_Stored records:_
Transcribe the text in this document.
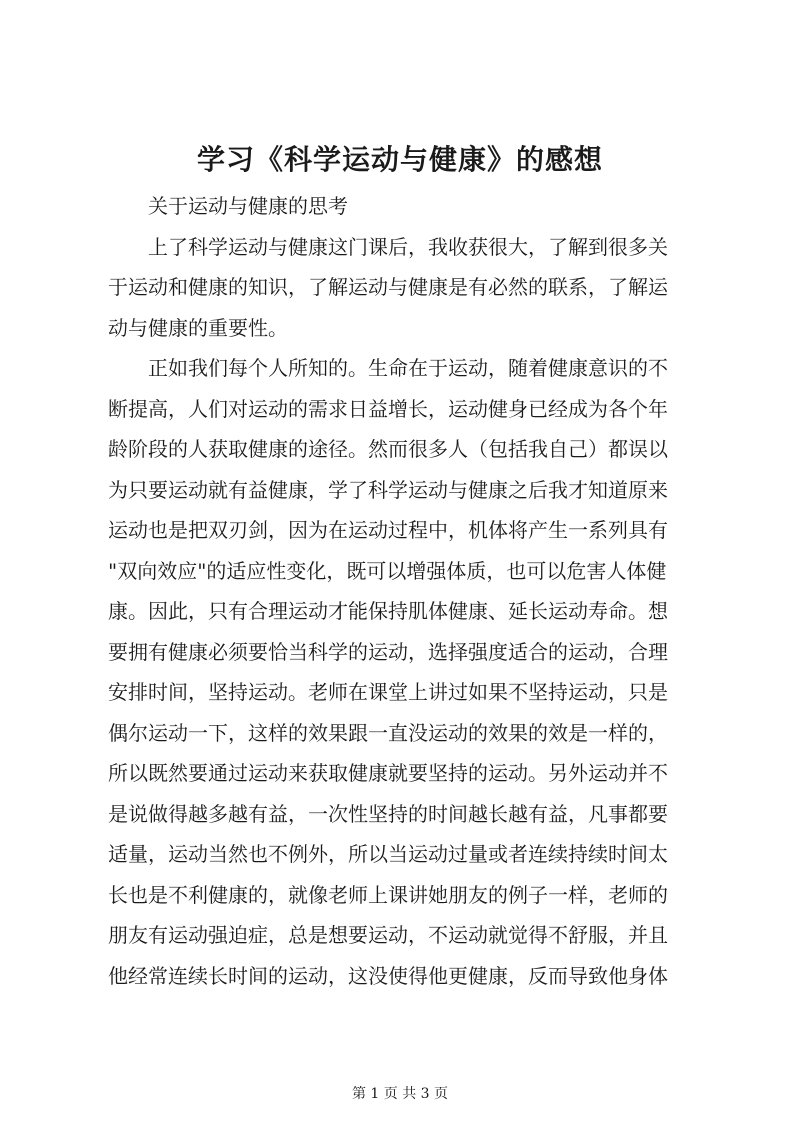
学习《科学运动与健康》的感想

关于运动与健康的思考

上了科学运动与健康这门课后，我收获很大，了解到很多关

于运动和健康的知识，了解运动与健康是有必然的联系，了解运

动与健康的重要性。

正如我们每个人所知的。生命在于运动，随着健康意识的不

断提高，人们对运动的需求日益增长，运动健身已经成为各个年

龄阶段的人获取健康的途径。然而很多人（包括我自己）都误以

为只要运动就有益健康，学了科学运动与健康之后我才知道原来

运动也是把双刃剑，因为在运动过程中，机体将产生一系列具有

"双向效应"的适应性变化，既可以增强体质，也可以危害人体健

康。因此，只有合理运动才能保持肌体健康、延长运动寿命。想

要拥有健康必须要恰当科学的运动，选择强度适合的运动，合理

安排时间，坚持运动。老师在课堂上讲过如果不坚持运动，只是

偶尔运动一下，这样的效果跟一直没运动的效果的效是一样的，

所以既然要通过运动来获取健康就要坚持的运动。另外运动并不

是说做得越多越有益，一次性坚持的时间越长越有益，凡事都要

适量，运动当然也不例外，所以当运动过量或者连续持续时间太

长也是不利健康的，就像老师上课讲她朋友的例子一样，老师的

朋友有运动强迫症，总是想要运动，不运动就觉得不舒服，并且

他经常连续长时间的运动，这没使得他更健康，反而导致他身体

第 1 页 共 3 页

_EXERCISE PROMPT:_
Keep the pictures out of your copy, and repeat every entry above exactly.

_WRITTEN RESPONSE:_
Transcribe the text in this document.
学习《科学运动与健康》的感想

关于运动与健康的思考

上了科学运动与健康这门课后，我收获很大，了解到很多关

于运动和健康的知识，了解运动与健康是有必然的联系，了解运

动与健康的重要性。

正如我们每个人所知的。生命在于运动，随着健康意识的不

断提高，人们对运动的需求日益增长，运动健身已经成为各个年

龄阶段的人获取健康的途径。然而很多人（包括我自己）都误以

为只要运动就有益健康，学了科学运动与健康之后我才知道原来

运动也是把双刃剑，因为在运动过程中，机体将产生一系列具有

"双向效应"的适应性变化，既可以增强体质，也可以危害人体健

康。因此，只有合理运动才能保持肌体健康、延长运动寿命。想

要拥有健康必须要恰当科学的运动，选择强度适合的运动，合理

安排时间，坚持运动。老师在课堂上讲过如果不坚持运动，只是

偶尔运动一下，这样的效果跟一直没运动的效果的效是一样的，

所以既然要通过运动来获取健康就要坚持的运动。另外运动并不

是说做得越多越有益，一次性坚持的时间越长越有益，凡事都要

适量，运动当然也不例外，所以当运动过量或者连续持续时间太

长也是不利健康的，就像老师上课讲她朋友的例子一样，老师的

朋友有运动强迫症，总是想要运动，不运动就觉得不舒服，并且

他经常连续长时间的运动，这没使得他更健康，反而导致他身体

第 1 页 共 3 页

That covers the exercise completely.